TASK REQUIREMENTS:
Find the lines holding the word "this" and collect them.

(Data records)
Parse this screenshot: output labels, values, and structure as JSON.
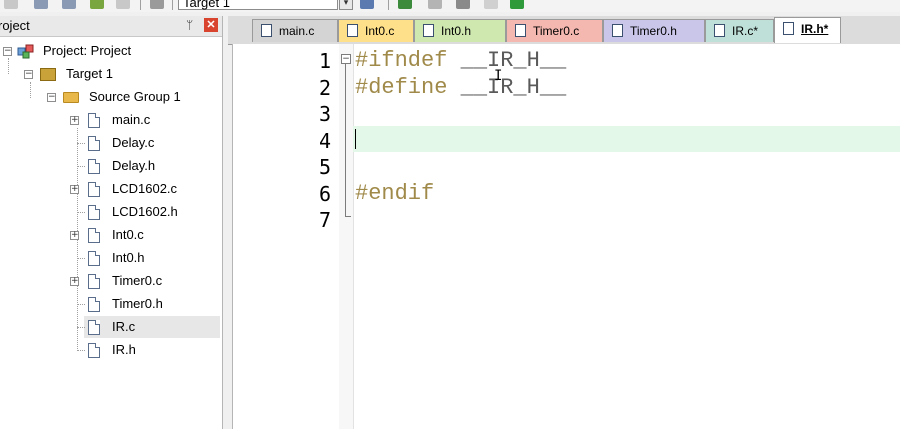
{
  "toolbar": {
    "target_value": "Target 1",
    "combo_arrow": "▾"
  },
  "project_panel": {
    "title": "roject",
    "pin_glyph": "ᛘ",
    "close_glyph": "✕",
    "tree": [
      {
        "label": "Project: Project",
        "type": "project",
        "expanded": true
      },
      {
        "label": "Target 1",
        "type": "target",
        "expanded": true
      },
      {
        "label": "Source Group 1",
        "type": "folder",
        "expanded": true
      },
      {
        "label": "main.c",
        "type": "file",
        "expandable": true
      },
      {
        "label": "Delay.c",
        "type": "file",
        "expandable": false
      },
      {
        "label": "Delay.h",
        "type": "file",
        "expandable": false
      },
      {
        "label": "LCD1602.c",
        "type": "file",
        "expandable": true
      },
      {
        "label": "LCD1602.h",
        "type": "file",
        "expandable": false
      },
      {
        "label": "Int0.c",
        "type": "file",
        "expandable": true
      },
      {
        "label": "Int0.h",
        "type": "file",
        "expandable": false
      },
      {
        "label": "Timer0.c",
        "type": "file",
        "expandable": true
      },
      {
        "label": "Timer0.h",
        "type": "file",
        "expandable": false
      },
      {
        "label": "IR.c",
        "type": "file",
        "expandable": false,
        "selected": true
      },
      {
        "label": "IR.h",
        "type": "file",
        "expandable": false
      }
    ]
  },
  "tabs": [
    {
      "label": "main.c",
      "color": "#d4d4d4"
    },
    {
      "label": "Int0.c",
      "color": "#ffe08a"
    },
    {
      "label": "Int0.h",
      "color": "#cfe8b0"
    },
    {
      "label": "Timer0.c",
      "color": "#f4b8b0"
    },
    {
      "label": "Timer0.h",
      "color": "#c9c6ea"
    },
    {
      "label": "IR.c*",
      "color": "#bfe0d8"
    },
    {
      "label": "IR.h*",
      "color": "#ffffff",
      "active": true
    }
  ],
  "editor": {
    "line_numbers": [
      "1",
      "2",
      "3",
      "4",
      "5",
      "6",
      "7"
    ],
    "lines": [
      "#ifndef __IR_H__",
      "#define __IR_H__",
      "",
      "",
      "",
      "#endif",
      ""
    ],
    "keyword_color": "#a08a4a",
    "text_color": "#5a5a5a",
    "current_line": 4,
    "fold_glyph": "−"
  },
  "cursor": "I"
}
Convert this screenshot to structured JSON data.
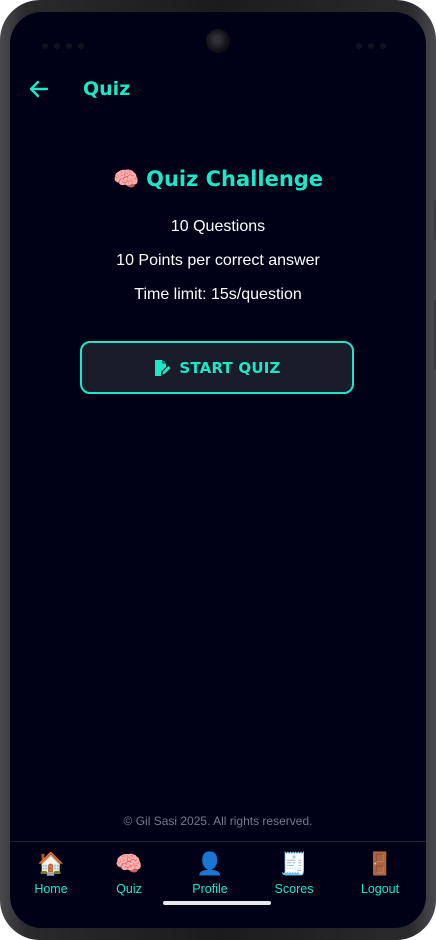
{
  "app": {
    "header_title": "Quiz",
    "accent_color": "#1ce8c8",
    "background_color": "#000016"
  },
  "quiz": {
    "emoji": "🧠",
    "title": "Quiz Challenge",
    "questions_text": "10 Questions",
    "points_text": "10 Points per correct answer",
    "time_limit_text": "Time limit: 15s/question",
    "start_button_label": "START QUIZ",
    "start_button_icon": "edit-note-icon"
  },
  "footer": {
    "copyright": "© Gil Sasi 2025. All rights reserved."
  },
  "bottom_nav": {
    "items": [
      {
        "emoji": "🏠",
        "label": "Home",
        "icon": "home-icon"
      },
      {
        "emoji": "🧠",
        "label": "Quiz",
        "icon": "brain-icon"
      },
      {
        "emoji": "👤",
        "label": "Profile",
        "icon": "user-icon"
      },
      {
        "emoji": "🧾",
        "label": "Scores",
        "icon": "receipt-icon"
      },
      {
        "emoji": "🚪",
        "label": "Logout",
        "icon": "door-icon"
      }
    ]
  }
}
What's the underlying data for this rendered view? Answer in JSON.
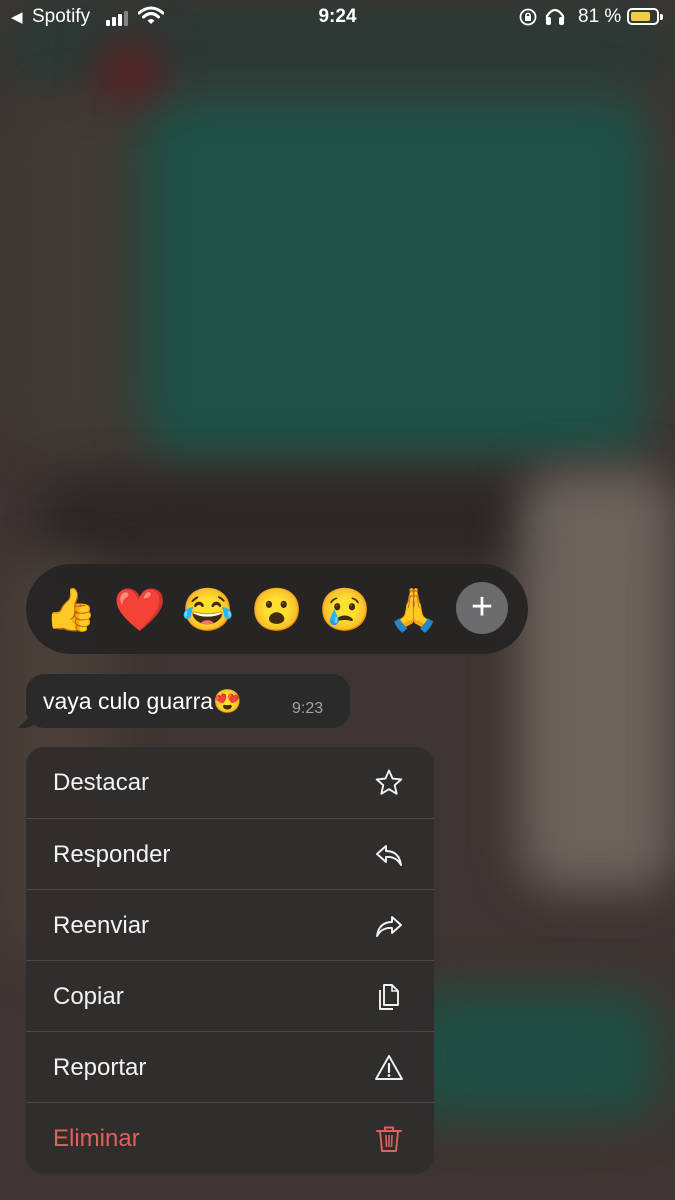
{
  "status_bar": {
    "back_arrow": "◀",
    "back_app": "Spotify",
    "time": "9:24",
    "battery_percent": "81 %",
    "battery_level": 0.81,
    "battery_color": "#f5c94c",
    "icons": [
      "signal-icon",
      "wifi-icon",
      "orientation-lock-icon",
      "headphones-icon",
      "battery-icon"
    ]
  },
  "reactions": {
    "emojis": [
      "👍",
      "❤️",
      "😂",
      "😮",
      "😢",
      "🙏"
    ],
    "more_label": "+"
  },
  "message": {
    "text": "vaya culo guarra😍",
    "time": "9:23"
  },
  "menu": {
    "items": [
      {
        "label": "Destacar",
        "icon": "star-icon"
      },
      {
        "label": "Responder",
        "icon": "reply-icon"
      },
      {
        "label": "Reenviar",
        "icon": "forward-icon"
      },
      {
        "label": "Copiar",
        "icon": "copy-icon"
      },
      {
        "label": "Reportar",
        "icon": "warning-icon"
      },
      {
        "label": "Eliminar",
        "icon": "trash-icon",
        "color": "#e0615c"
      }
    ]
  }
}
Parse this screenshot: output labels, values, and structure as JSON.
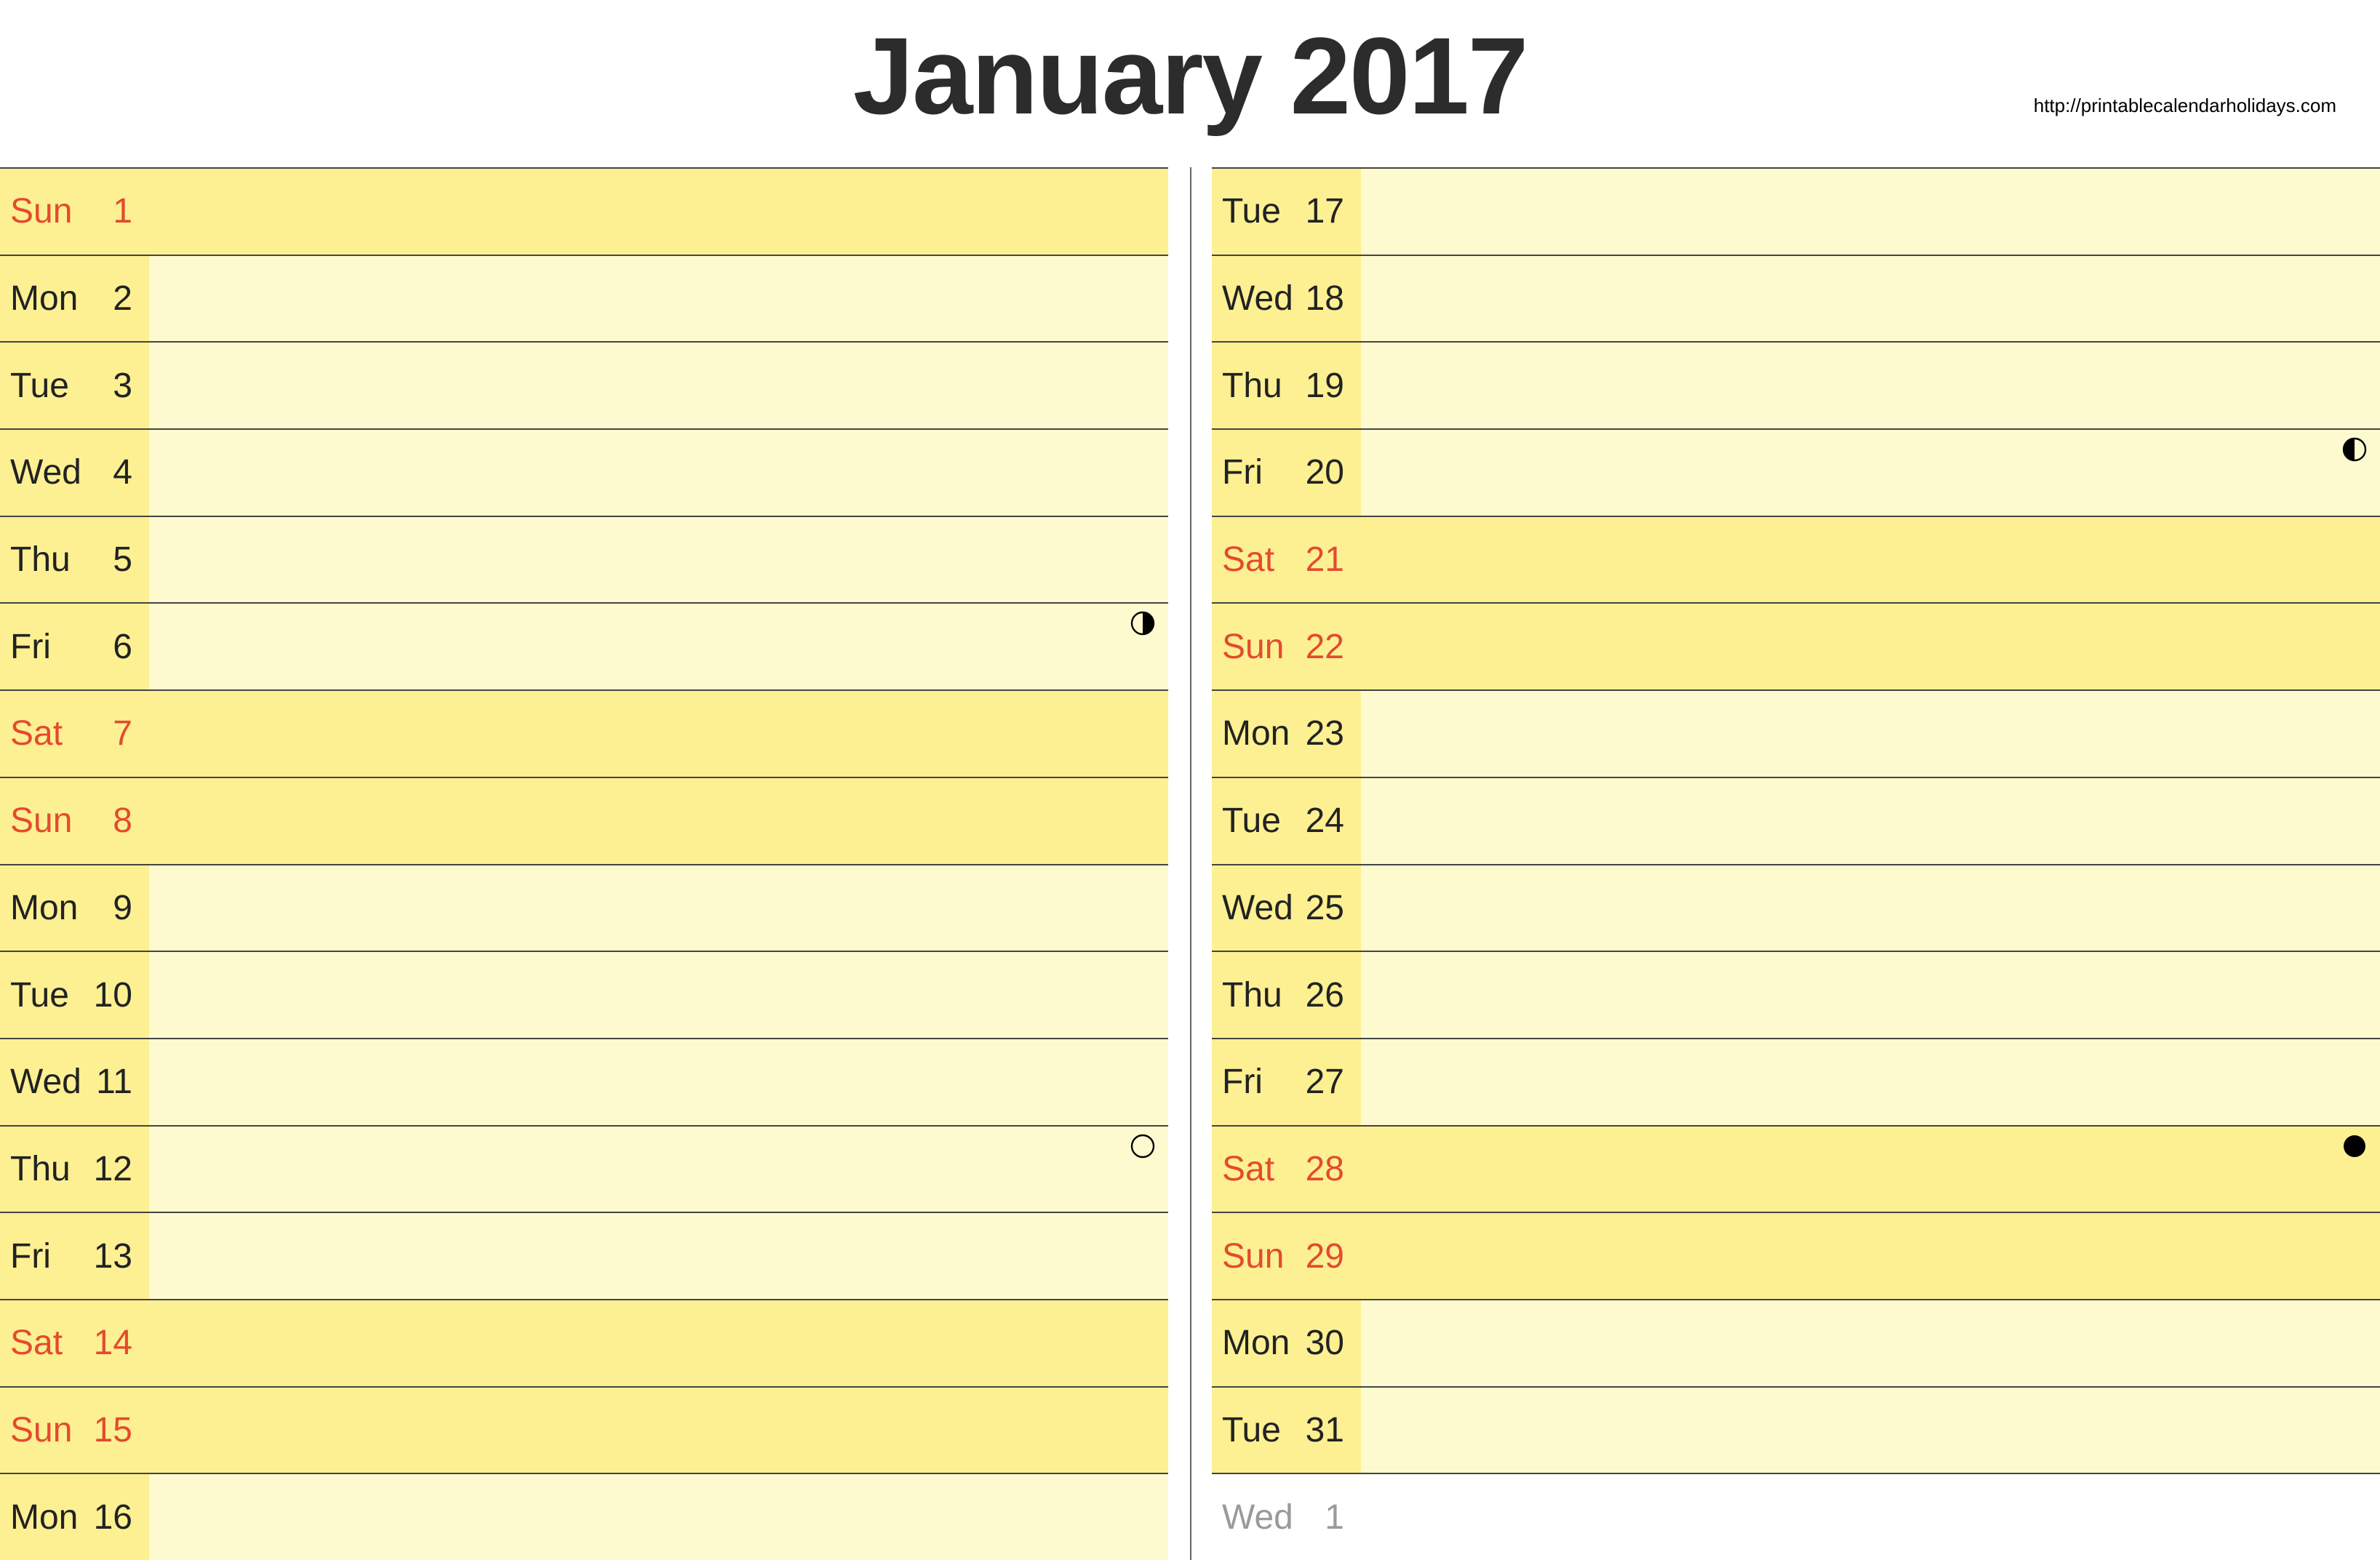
{
  "header": {
    "title": "January 2017",
    "source_url": "http://printablecalendarholidays.com"
  },
  "columns": {
    "left": [
      {
        "dow": "Sun",
        "num": "1",
        "weekend": true,
        "moon": null,
        "nextmonth": false
      },
      {
        "dow": "Mon",
        "num": "2",
        "weekend": false,
        "moon": null,
        "nextmonth": false
      },
      {
        "dow": "Tue",
        "num": "3",
        "weekend": false,
        "moon": null,
        "nextmonth": false
      },
      {
        "dow": "Wed",
        "num": "4",
        "weekend": false,
        "moon": null,
        "nextmonth": false
      },
      {
        "dow": "Thu",
        "num": "5",
        "weekend": false,
        "moon": null,
        "nextmonth": false
      },
      {
        "dow": "Fri",
        "num": "6",
        "weekend": false,
        "moon": "first-quarter",
        "nextmonth": false
      },
      {
        "dow": "Sat",
        "num": "7",
        "weekend": true,
        "moon": null,
        "nextmonth": false
      },
      {
        "dow": "Sun",
        "num": "8",
        "weekend": true,
        "moon": null,
        "nextmonth": false
      },
      {
        "dow": "Mon",
        "num": "9",
        "weekend": false,
        "moon": null,
        "nextmonth": false
      },
      {
        "dow": "Tue",
        "num": "10",
        "weekend": false,
        "moon": null,
        "nextmonth": false
      },
      {
        "dow": "Wed",
        "num": "11",
        "weekend": false,
        "moon": null,
        "nextmonth": false
      },
      {
        "dow": "Thu",
        "num": "12",
        "weekend": false,
        "moon": "full",
        "nextmonth": false
      },
      {
        "dow": "Fri",
        "num": "13",
        "weekend": false,
        "moon": null,
        "nextmonth": false
      },
      {
        "dow": "Sat",
        "num": "14",
        "weekend": true,
        "moon": null,
        "nextmonth": false
      },
      {
        "dow": "Sun",
        "num": "15",
        "weekend": true,
        "moon": null,
        "nextmonth": false
      },
      {
        "dow": "Mon",
        "num": "16",
        "weekend": false,
        "moon": null,
        "nextmonth": false
      }
    ],
    "right": [
      {
        "dow": "Tue",
        "num": "17",
        "weekend": false,
        "moon": null,
        "nextmonth": false
      },
      {
        "dow": "Wed",
        "num": "18",
        "weekend": false,
        "moon": null,
        "nextmonth": false
      },
      {
        "dow": "Thu",
        "num": "19",
        "weekend": false,
        "moon": null,
        "nextmonth": false
      },
      {
        "dow": "Fri",
        "num": "20",
        "weekend": false,
        "moon": "last-quarter",
        "nextmonth": false
      },
      {
        "dow": "Sat",
        "num": "21",
        "weekend": true,
        "moon": null,
        "nextmonth": false
      },
      {
        "dow": "Sun",
        "num": "22",
        "weekend": true,
        "moon": null,
        "nextmonth": false
      },
      {
        "dow": "Mon",
        "num": "23",
        "weekend": false,
        "moon": null,
        "nextmonth": false
      },
      {
        "dow": "Tue",
        "num": "24",
        "weekend": false,
        "moon": null,
        "nextmonth": false
      },
      {
        "dow": "Wed",
        "num": "25",
        "weekend": false,
        "moon": null,
        "nextmonth": false
      },
      {
        "dow": "Thu",
        "num": "26",
        "weekend": false,
        "moon": null,
        "nextmonth": false
      },
      {
        "dow": "Fri",
        "num": "27",
        "weekend": false,
        "moon": null,
        "nextmonth": false
      },
      {
        "dow": "Sat",
        "num": "28",
        "weekend": true,
        "moon": "new",
        "nextmonth": false
      },
      {
        "dow": "Sun",
        "num": "29",
        "weekend": true,
        "moon": null,
        "nextmonth": false
      },
      {
        "dow": "Mon",
        "num": "30",
        "weekend": false,
        "moon": null,
        "nextmonth": false
      },
      {
        "dow": "Tue",
        "num": "31",
        "weekend": false,
        "moon": null,
        "nextmonth": false
      },
      {
        "dow": "Wed",
        "num": "1",
        "weekend": false,
        "moon": null,
        "nextmonth": true
      }
    ]
  }
}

THE REPLY:
Parse this screenshot: output labels, values, and structure as JSON.
Convert this screenshot to structured JSON data.
What's the underlying data for this rendered view? Answer in JSON.
Parse this screenshot: output labels, values, and structure as JSON.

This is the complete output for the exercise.